> _Exercise objective_
Without the images, print all the entries below exactly as given.

[Figure collection entries]
■ ■ ■
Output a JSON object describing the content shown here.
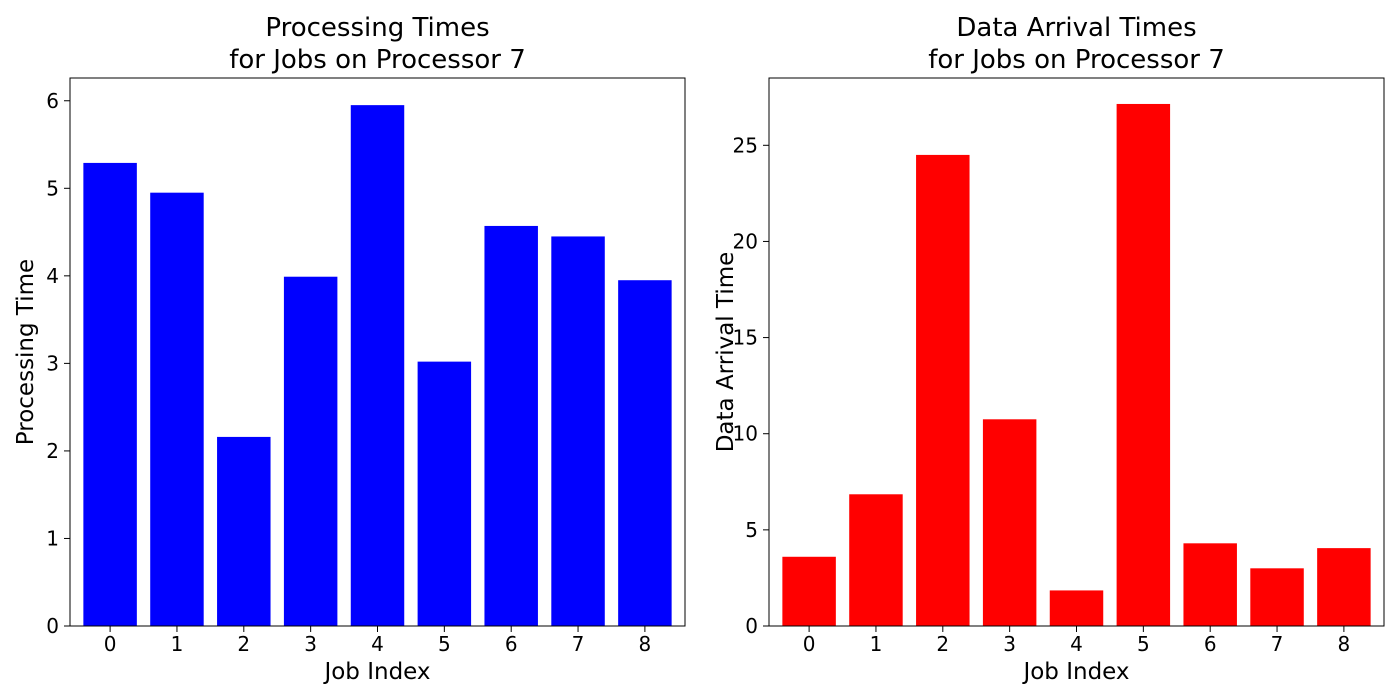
{
  "chart_data": [
    {
      "type": "bar",
      "title": [
        "Processing Times",
        "for Jobs on Processor 7"
      ],
      "xlabel": "Job Index",
      "ylabel": "Processing Time",
      "categories": [
        "0",
        "1",
        "2",
        "3",
        "4",
        "5",
        "6",
        "7",
        "8"
      ],
      "values": [
        5.29,
        4.95,
        2.16,
        3.99,
        5.95,
        3.02,
        4.57,
        4.45,
        3.95
      ],
      "ylim": [
        0,
        6.26
      ],
      "yticks": [
        0,
        1,
        2,
        3,
        4,
        5,
        6
      ],
      "ytick_labels": [
        "0",
        "1",
        "2",
        "3",
        "4",
        "5",
        "6"
      ],
      "color": "#0000ff",
      "grid": false
    },
    {
      "type": "bar",
      "title": [
        "Data Arrival Times",
        "for Jobs on Processor 7"
      ],
      "xlabel": "Job Index",
      "ylabel": "Data Arrival Time",
      "categories": [
        "0",
        "1",
        "2",
        "3",
        "4",
        "5",
        "6",
        "7",
        "8"
      ],
      "values": [
        3.6,
        6.85,
        24.5,
        10.75,
        1.85,
        27.15,
        4.3,
        3.0,
        4.05
      ],
      "ylim": [
        0,
        28.5
      ],
      "yticks": [
        0,
        5,
        10,
        15,
        20,
        25
      ],
      "ytick_labels": [
        "0",
        "5",
        "10",
        "15",
        "20",
        "25"
      ],
      "color": "#ff0000",
      "grid": false
    }
  ]
}
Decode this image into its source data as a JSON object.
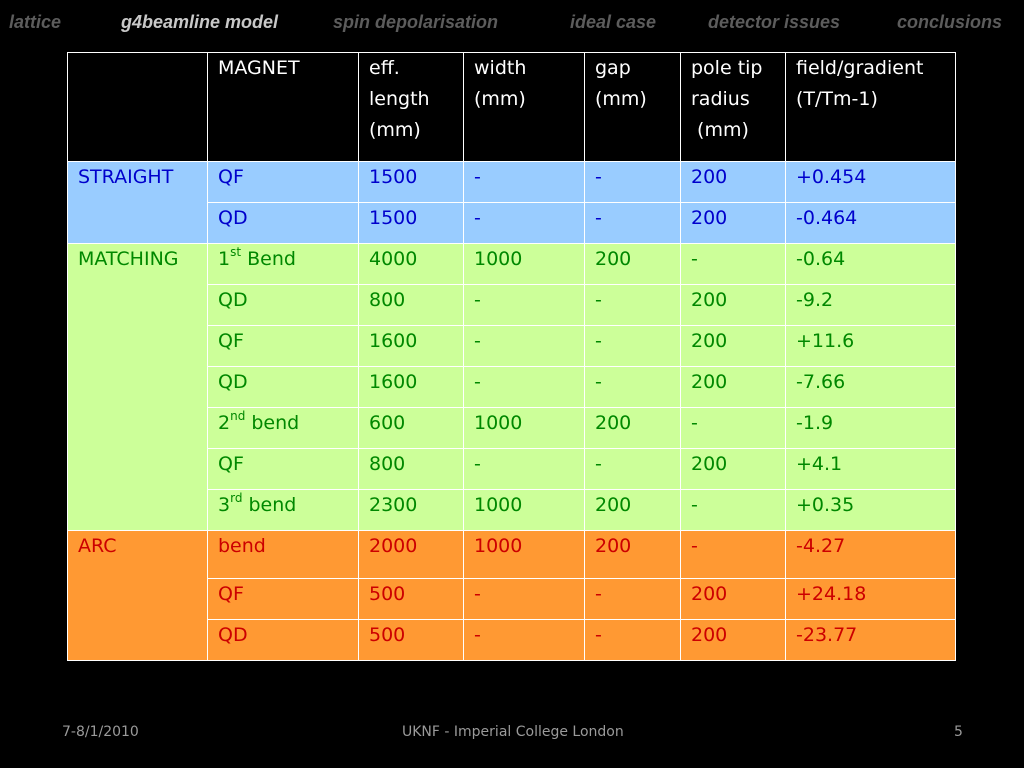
{
  "nav": [
    "lattice",
    "g4beamline model",
    "spin depolarisation",
    "ideal case",
    "detector issues",
    "conclusions"
  ],
  "active_nav_index": 1,
  "table": {
    "headers": [
      "",
      "MAGNET",
      "eff.\nlength\n(mm)",
      "width\n(mm)",
      "gap\n(mm)",
      "pole tip\nradius\n (mm)",
      "field/gradient\n(T/Tm-1)"
    ],
    "sections": [
      {
        "name": "STRAIGHT",
        "style": "straight",
        "rows": [
          {
            "magnet": "QF",
            "length": "1500",
            "width": "-",
            "gap": "-",
            "radius": "200",
            "field": "+0.454"
          },
          {
            "magnet": "QD",
            "length": "1500",
            "width": "-",
            "gap": "-",
            "radius": "200",
            "field": "-0.464"
          }
        ]
      },
      {
        "name": "MATCHING",
        "style": "matching",
        "rows": [
          {
            "magnet": "1",
            "sup": "st",
            "suffix": " Bend",
            "length": "4000",
            "width": "1000",
            "gap": "200",
            "radius": "-",
            "field": "-0.64"
          },
          {
            "magnet": "QD",
            "length": "800",
            "width": "-",
            "gap": "-",
            "radius": "200",
            "field": "-9.2"
          },
          {
            "magnet": "QF",
            "length": "1600",
            "width": "-",
            "gap": "-",
            "radius": "200",
            "field": "+11.6"
          },
          {
            "magnet": "QD",
            "length": "1600",
            "width": "-",
            "gap": "-",
            "radius": "200",
            "field": "-7.66"
          },
          {
            "magnet": "2",
            "sup": "nd",
            "suffix": " bend",
            "length": "600",
            "width": "1000",
            "gap": "200",
            "radius": "-",
            "field": "-1.9"
          },
          {
            "magnet": "QF",
            "length": "800",
            "width": "-",
            "gap": "-",
            "radius": "200",
            "field": "+4.1"
          },
          {
            "magnet": "3",
            "sup": "rd",
            "suffix": " bend",
            "length": "2300",
            "width": "1000",
            "gap": "200",
            "radius": "-",
            "field": "+0.35"
          }
        ]
      },
      {
        "name": "ARC",
        "style": "arc",
        "rows": [
          {
            "magnet": "bend",
            "length": "2000",
            "width": "1000",
            "gap": "200",
            "radius": "-",
            "field": "-4.27"
          },
          {
            "magnet": "QF",
            "length": "500",
            "width": "-",
            "gap": "-",
            "radius": "200",
            "field": "+24.18"
          },
          {
            "magnet": "QD",
            "length": "500",
            "width": "-",
            "gap": "-",
            "radius": "200",
            "field": "-23.77"
          }
        ]
      }
    ]
  },
  "footer": {
    "date": "7-8/1/2010",
    "venue": "UKNF - Imperial College London",
    "page": "5"
  },
  "colors": {
    "background": "#000000",
    "nav_inactive": "#5c5c5c",
    "nav_active": "#c8c8c8",
    "straight_fill": "#99ccff",
    "straight_text": "#0000cc",
    "matching_fill": "#ccff99",
    "matching_text": "#008800",
    "arc_fill": "#ff9933",
    "arc_text": "#cc0000"
  }
}
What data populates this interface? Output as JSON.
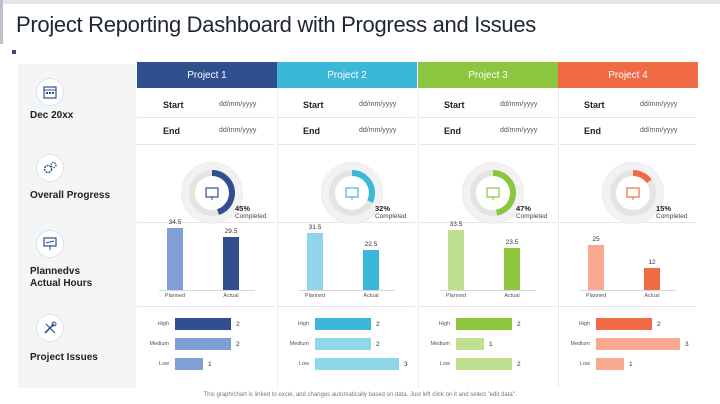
{
  "title": "Project Reporting Dashboard with Progress and Issues",
  "side": {
    "date_label": "Dec 20xx",
    "progress_label": "Overall Progress",
    "hours_label_1": "Plannedvs",
    "hours_label_2": "Actual Hours",
    "issues_label": "Project Issues"
  },
  "start_label": "Start",
  "end_label": "End",
  "date_placeholder": "dd/mm/yyyy",
  "completed_label": "Completed",
  "planned_label": "Planned",
  "actual_label": "Actual",
  "issue_levels": [
    "High",
    "Medium",
    "Low"
  ],
  "footer": "This graph/chart is linked to excel, and changes automatically based on data. Just left click on it and select \"edit data\".",
  "projects": [
    {
      "name": "Project 1",
      "color": "#2f4f8f",
      "light": "#7f9fd6",
      "progress": "45%",
      "progress_value": 45,
      "planned": "34.5",
      "actual": "29.5",
      "planned_value": 34.5,
      "actual_value": 29.5,
      "issues": [
        {
          "value": "2",
          "n": 2
        },
        {
          "value": "2",
          "n": 2
        },
        {
          "value": "1",
          "n": 1
        }
      ]
    },
    {
      "name": "Project 2",
      "color": "#3bb8d8",
      "light": "#8fd6ea",
      "progress": "32%",
      "progress_value": 32,
      "planned": "31.5",
      "actual": "22.5",
      "planned_value": 31.5,
      "actual_value": 22.5,
      "issues": [
        {
          "value": "2",
          "n": 2
        },
        {
          "value": "2",
          "n": 2
        },
        {
          "value": "3",
          "n": 3
        }
      ]
    },
    {
      "name": "Project 3",
      "color": "#8cc63f",
      "light": "#bfe08f",
      "progress": "47%",
      "progress_value": 47,
      "planned": "33.5",
      "actual": "23.5",
      "planned_value": 33.5,
      "actual_value": 23.5,
      "issues": [
        {
          "value": "2",
          "n": 2
        },
        {
          "value": "1",
          "n": 1
        },
        {
          "value": "2",
          "n": 2
        }
      ]
    },
    {
      "name": "Project 4",
      "color": "#f06a45",
      "light": "#f7a98f",
      "progress": "15%",
      "progress_value": 15,
      "planned": "25",
      "actual": "12",
      "planned_value": 25,
      "actual_value": 12,
      "issues": [
        {
          "value": "2",
          "n": 2
        },
        {
          "value": "3",
          "n": 3
        },
        {
          "value": "1",
          "n": 1
        }
      ]
    }
  ]
}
■ ■ ■
> _Reply_
Output a JSON object describing the content shown here.
{
  "chart_data": [
    {
      "type": "bar",
      "title": [
        "Processing Times",
        "for Jobs on Processor 7"
      ],
      "xlabel": "Job Index",
      "ylabel": "Processing Time",
      "categories": [
        "0",
        "1",
        "2",
        "3",
        "4",
        "5",
        "6",
        "7",
        "8"
      ],
      "values": [
        5.29,
        4.95,
        2.16,
        3.99,
        5.95,
        3.02,
        4.57,
        4.45,
        3.95
      ],
      "ylim": [
        0,
        6.26
      ],
      "yticks": [
        0,
        1,
        2,
        3,
        4,
        5,
        6
      ],
      "ytick_labels": [
        "0",
        "1",
        "2",
        "3",
        "4",
        "5",
        "6"
      ],
      "color": "#0000ff",
      "grid": false
    },
    {
      "type": "bar",
      "title": [
        "Data Arrival Times",
        "for Jobs on Processor 7"
      ],
      "xlabel": "Job Index",
      "ylabel": "Data Arrival Time",
      "categories": [
        "0",
        "1",
        "2",
        "3",
        "4",
        "5",
        "6",
        "7",
        "8"
      ],
      "values": [
        3.6,
        6.85,
        24.5,
        10.75,
        1.85,
        27.15,
        4.3,
        3.0,
        4.05
      ],
      "ylim": [
        0,
        28.5
      ],
      "yticks": [
        0,
        5,
        10,
        15,
        20,
        25
      ],
      "ytick_labels": [
        "0",
        "5",
        "10",
        "15",
        "20",
        "25"
      ],
      "color": "#ff0000",
      "grid": false
    }
  ]
}
Decode this image into its source data as a JSON object.
{
  "nav": [
    "lattice",
    "g4beamline model",
    "spin depolarisation",
    "ideal case",
    "detector issues",
    "conclusions"
  ],
  "active_nav_index": 1,
  "table": {
    "headers": [
      "",
      "MAGNET",
      "eff.\nlength\n(mm)",
      "width\n(mm)",
      "gap\n(mm)",
      "pole tip\nradius\n (mm)",
      "field/gradient\n(T/Tm-1)"
    ],
    "sections": [
      {
        "name": "STRAIGHT",
        "style": "straight",
        "rows": [
          {
            "magnet": "QF",
            "length": "1500",
            "width": "-",
            "gap": "-",
            "radius": "200",
            "field": "+0.454"
          },
          {
            "magnet": "QD",
            "length": "1500",
            "width": "-",
            "gap": "-",
            "radius": "200",
            "field": "-0.464"
          }
        ]
      },
      {
        "name": "MATCHING",
        "style": "matching",
        "rows": [
          {
            "magnet": "1",
            "sup": "st",
            "suffix": " Bend",
            "length": "4000",
            "width": "1000",
            "gap": "200",
            "radius": "-",
            "field": "-0.64"
          },
          {
            "magnet": "QD",
            "length": "800",
            "width": "-",
            "gap": "-",
            "radius": "200",
            "field": "-9.2"
          },
          {
            "magnet": "QF",
            "length": "1600",
            "width": "-",
            "gap": "-",
            "radius": "200",
            "field": "+11.6"
          },
          {
            "magnet": "QD",
            "length": "1600",
            "width": "-",
            "gap": "-",
            "radius": "200",
            "field": "-7.66"
          },
          {
            "magnet": "2",
            "sup": "nd",
            "suffix": " bend",
            "length": "600",
            "width": "1000",
            "gap": "200",
            "radius": "-",
            "field": "-1.9"
          },
          {
            "magnet": "QF",
            "length": "800",
            "width": "-",
            "gap": "-",
            "radius": "200",
            "field": "+4.1"
          },
          {
            "magnet": "3",
            "sup": "rd",
            "suffix": " bend",
            "length": "2300",
            "width": "1000",
            "gap": "200",
            "radius": "-",
            "field": "+0.35"
          }
        ]
      },
      {
        "name": "ARC",
        "style": "arc",
        "rows": [
          {
            "magnet": "bend",
            "length": "2000",
            "width": "1000",
            "gap": "200",
            "radius": "-",
            "field": "-4.27"
          },
          {
            "magnet": "QF",
            "length": "500",
            "width": "-",
            "gap": "-",
            "radius": "200",
            "field": "+24.18"
          },
          {
            "magnet": "QD",
            "length": "500",
            "width": "-",
            "gap": "-",
            "radius": "200",
            "field": "-23.77"
          }
        ]
      }
    ]
  },
  "footer": {
    "date": "7-8/1/2010",
    "venue": "UKNF - Imperial College London",
    "page": "5"
  },
  "colors": {
    "background": "#000000",
    "nav_inactive": "#5c5c5c",
    "nav_active": "#c8c8c8",
    "straight_fill": "#99ccff",
    "straight_text": "#0000cc",
    "matching_fill": "#ccff99",
    "matching_text": "#008800",
    "arc_fill": "#ff9933",
    "arc_text": "#cc0000"
  }
}
What data populates this interface? Output as JSON.
{
  "title": "Project Reporting Dashboard with Progress and Issues",
  "side": {
    "date_label": "Dec 20xx",
    "progress_label": "Overall Progress",
    "hours_label_1": "Plannedvs",
    "hours_label_2": "Actual Hours",
    "issues_label": "Project Issues"
  },
  "start_label": "Start",
  "end_label": "End",
  "date_placeholder": "dd/mm/yyyy",
  "completed_label": "Completed",
  "planned_label": "Planned",
  "actual_label": "Actual",
  "issue_levels": [
    "High",
    "Medium",
    "Low"
  ],
  "footer": "This graph/chart is linked to excel, and changes automatically based on data. Just left click on it and select \"edit data\".",
  "projects": [
    {
      "name": "Project 1",
      "color": "#2f4f8f",
      "light": "#7f9fd6",
      "progress": "45%",
      "progress_value": 45,
      "planned": "34.5",
      "actual": "29.5",
      "planned_value": 34.5,
      "actual_value": 29.5,
      "issues": [
        {
          "value": "2",
          "n": 2
        },
        {
          "value": "2",
          "n": 2
        },
        {
          "value": "1",
          "n": 1
        }
      ]
    },
    {
      "name": "Project 2",
      "color": "#3bb8d8",
      "light": "#8fd6ea",
      "progress": "32%",
      "progress_value": 32,
      "planned": "31.5",
      "actual": "22.5",
      "planned_value": 31.5,
      "actual_value": 22.5,
      "issues": [
        {
          "value": "2",
          "n": 2
        },
        {
          "value": "2",
          "n": 2
        },
        {
          "value": "3",
          "n": 3
        }
      ]
    },
    {
      "name": "Project 3",
      "color": "#8cc63f",
      "light": "#bfe08f",
      "progress": "47%",
      "progress_value": 47,
      "planned": "33.5",
      "actual": "23.5",
      "planned_value": 33.5,
      "actual_value": 23.5,
      "issues": [
        {
          "value": "2",
          "n": 2
        },
        {
          "value": "1",
          "n": 1
        },
        {
          "value": "2",
          "n": 2
        }
      ]
    },
    {
      "name": "Project 4",
      "color": "#f06a45",
      "light": "#f7a98f",
      "progress": "15%",
      "progress_value": 15,
      "planned": "25",
      "actual": "12",
      "planned_value": 25,
      "actual_value": 12,
      "issues": [
        {
          "value": "2",
          "n": 2
        },
        {
          "value": "3",
          "n": 3
        },
        {
          "value": "1",
          "n": 1
        }
      ]
    }
  ]
}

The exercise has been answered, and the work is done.